# What you will do
Only lines holding the string "siguientes" are wanted; copy each one from the material.

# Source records
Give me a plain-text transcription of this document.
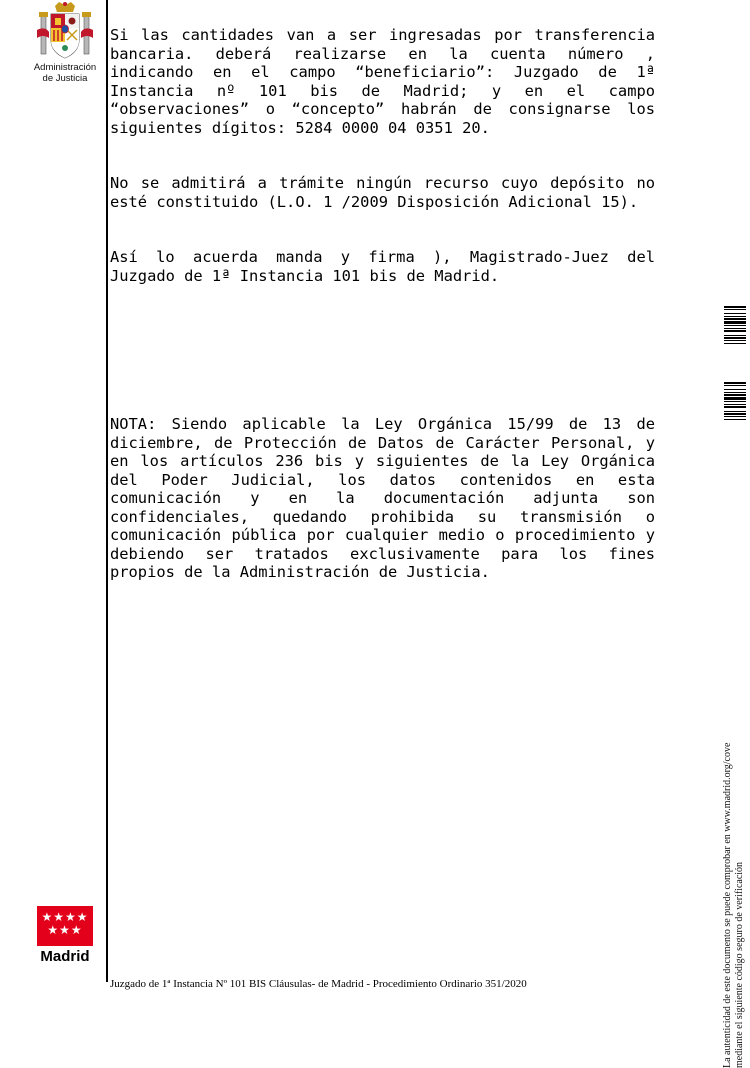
Administración
de Justicia

Si las cantidades van a ser ingresadas por transferencia bancaria. deberá realizarse en la cuenta número , indicando en el campo “beneficiario”: Juzgado de 1ª Instancia nº 101 bis de Madrid; y en el campo “observaciones” o “concepto” habrán de consignarse los siguientes dígitos: 5284 0000 04 0351 20.

No se admitirá a trámite ningún recurso cuyo depósito no esté constituido (L.O. 1 /2009 Disposición Adicional 15).

Así lo acuerda manda y firma ), Magistrado-Juez del Juzgado de 1ª Instancia 101 bis de Madrid.

NOTA: Siendo aplicable la Ley Orgánica 15/99 de 13 de diciembre, de Protección de Datos de Carácter Personal, y en los artículos 236 bis y siguientes de la Ley Orgánica del Poder Judicial, los datos contenidos en esta comunicación y en la documentación adjunta son confidenciales, quedando prohibida su transmisión o comunicación pública por cualquier medio o procedimiento y debiendo ser tratados exclusivamente para los fines propios de la Administración de Justicia.

★★★★ ★★★
Madrid
Juzgado de 1ª Instancia Nº 101 BIS Cláusulas- de Madrid - Procedimiento Ordinario 351/2020	La autenticidad de este documento se puede comprobar en www.madrid.org/cove mediante el siguiente código seguro de verificación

# Task output
Si las cantidades van a ser ingresadas por transferencia bancaria. deberá realizarse en la cuenta número , indicando en el campo “beneficiario”: Juzgado de 1ª Instancia nº 101 bis de Madrid; y en el campo “observaciones” o “concepto” habrán de consignarse los siguientes dígitos: 5284 0000 04 0351 20.
NOTA: Siendo aplicable la Ley Orgánica 15/99 de 13 de diciembre, de Protección de Datos de Carácter Personal, y en los artículos 236 bis y siguientes de la Ley Orgánica del Poder Judicial, los datos contenidos en esta comunicación y en la documentación adjunta son confidenciales, quedando prohibida su transmisión o comunicación pública por cualquier medio o procedimiento y debiendo ser tratados exclusivamente para los fines propios de la Administración de Justicia.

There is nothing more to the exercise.